Written instruction
The entries below are to be repeated exactly as they stand.

Excerpted data
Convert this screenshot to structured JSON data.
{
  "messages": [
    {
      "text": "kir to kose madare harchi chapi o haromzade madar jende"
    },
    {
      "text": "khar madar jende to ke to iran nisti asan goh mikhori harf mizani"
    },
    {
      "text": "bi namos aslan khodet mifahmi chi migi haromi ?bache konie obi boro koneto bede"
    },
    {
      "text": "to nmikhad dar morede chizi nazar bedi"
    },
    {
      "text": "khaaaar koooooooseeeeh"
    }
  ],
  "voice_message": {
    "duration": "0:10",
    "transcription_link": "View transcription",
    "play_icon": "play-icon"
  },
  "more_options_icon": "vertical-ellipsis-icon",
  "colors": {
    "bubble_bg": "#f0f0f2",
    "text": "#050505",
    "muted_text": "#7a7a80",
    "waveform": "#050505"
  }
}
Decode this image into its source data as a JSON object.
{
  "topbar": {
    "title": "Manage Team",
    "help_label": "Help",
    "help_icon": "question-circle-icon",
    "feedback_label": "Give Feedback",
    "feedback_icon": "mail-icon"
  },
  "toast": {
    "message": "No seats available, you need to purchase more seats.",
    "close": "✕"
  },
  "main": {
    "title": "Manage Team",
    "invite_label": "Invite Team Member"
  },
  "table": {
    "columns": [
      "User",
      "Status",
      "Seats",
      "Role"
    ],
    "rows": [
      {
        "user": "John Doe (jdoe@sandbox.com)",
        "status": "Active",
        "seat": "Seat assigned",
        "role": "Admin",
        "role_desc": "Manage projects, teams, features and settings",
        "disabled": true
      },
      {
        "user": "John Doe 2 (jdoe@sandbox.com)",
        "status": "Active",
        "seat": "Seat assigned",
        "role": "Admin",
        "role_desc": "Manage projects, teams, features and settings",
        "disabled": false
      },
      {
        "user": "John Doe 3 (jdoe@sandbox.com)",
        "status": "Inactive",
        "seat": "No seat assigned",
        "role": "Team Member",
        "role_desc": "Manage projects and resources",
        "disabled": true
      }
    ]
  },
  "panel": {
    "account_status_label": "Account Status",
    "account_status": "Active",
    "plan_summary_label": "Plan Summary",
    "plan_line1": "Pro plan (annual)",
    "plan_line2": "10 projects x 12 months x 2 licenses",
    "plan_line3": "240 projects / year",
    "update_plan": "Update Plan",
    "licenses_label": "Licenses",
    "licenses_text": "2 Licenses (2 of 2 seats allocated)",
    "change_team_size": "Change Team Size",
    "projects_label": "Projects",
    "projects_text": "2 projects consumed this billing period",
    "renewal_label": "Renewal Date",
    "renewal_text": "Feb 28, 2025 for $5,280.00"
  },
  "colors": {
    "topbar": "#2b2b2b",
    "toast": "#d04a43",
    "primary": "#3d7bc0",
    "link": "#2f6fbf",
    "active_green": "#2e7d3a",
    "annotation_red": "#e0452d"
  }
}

Task result
Convert this screenshot to structured JSON data.
{
  "messages": [
    {
      "text": "kir to kose madare harchi chapi o haromzade madar jende"
    },
    {
      "text": "khar madar jende to ke to iran nisti asan goh mikhori harf mizani"
    },
    {
      "text": "bi namos aslan khodet mifahmi chi migi haromi ?bache konie obi boro koneto bede"
    },
    {
      "text": "to nmikhad dar morede chizi nazar bedi"
    },
    {
      "text": "khaaaar koooooooseeeeh"
    }
  ],
  "voice_message": {
    "duration": "0:10",
    "transcription_link": "View transcription",
    "play_icon": "play-icon"
  },
  "more_options_icon": "vertical-ellipsis-icon",
  "colors": {
    "bubble_bg": "#f0f0f2",
    "text": "#050505",
    "muted_text": "#7a7a80",
    "waveform": "#050505"
  }
}
Decode this image into its source data as a JSON object.
{
  "topbar": {
    "title": "Manage Team",
    "help_label": "Help",
    "help_icon": "question-circle-icon",
    "feedback_label": "Give Feedback",
    "feedback_icon": "mail-icon"
  },
  "toast": {
    "message": "No seats available, you need to purchase more seats.",
    "close": "✕"
  },
  "main": {
    "title": "Manage Team",
    "invite_label": "Invite Team Member"
  },
  "table": {
    "columns": [
      "User",
      "Status",
      "Seats",
      "Role"
    ],
    "rows": [
      {
        "user": "John Doe (jdoe@sandbox.com)",
        "status": "Active",
        "seat": "Seat assigned",
        "role": "Admin",
        "role_desc": "Manage projects, teams, features and settings",
        "disabled": true
      },
      {
        "user": "John Doe 2 (jdoe@sandbox.com)",
        "status": "Active",
        "seat": "Seat assigned",
        "role": "Admin",
        "role_desc": "Manage projects, teams, features and settings",
        "disabled": false
      },
      {
        "user": "John Doe 3 (jdoe@sandbox.com)",
        "status": "Inactive",
        "seat": "No seat assigned",
        "role": "Team Member",
        "role_desc": "Manage projects and resources",
        "disabled": true
      }
    ]
  },
  "panel": {
    "account_status_label": "Account Status",
    "account_status": "Active",
    "plan_summary_label": "Plan Summary",
    "plan_line1": "Pro plan (annual)",
    "plan_line2": "10 projects x 12 months x 2 licenses",
    "plan_line3": "240 projects / year",
    "update_plan": "Update Plan",
    "licenses_label": "Licenses",
    "licenses_text": "2 Licenses (2 of 2 seats allocated)",
    "change_team_size": "Change Team Size",
    "projects_label": "Projects",
    "projects_text": "2 projects consumed this billing period",
    "renewal_label": "Renewal Date",
    "renewal_text": "Feb 28, 2025 for $5,280.00"
  },
  "colors": {
    "topbar": "#2b2b2b",
    "toast": "#d04a43",
    "primary": "#3d7bc0",
    "link": "#2f6fbf",
    "active_green": "#2e7d3a",
    "annotation_red": "#e0452d"
  }
}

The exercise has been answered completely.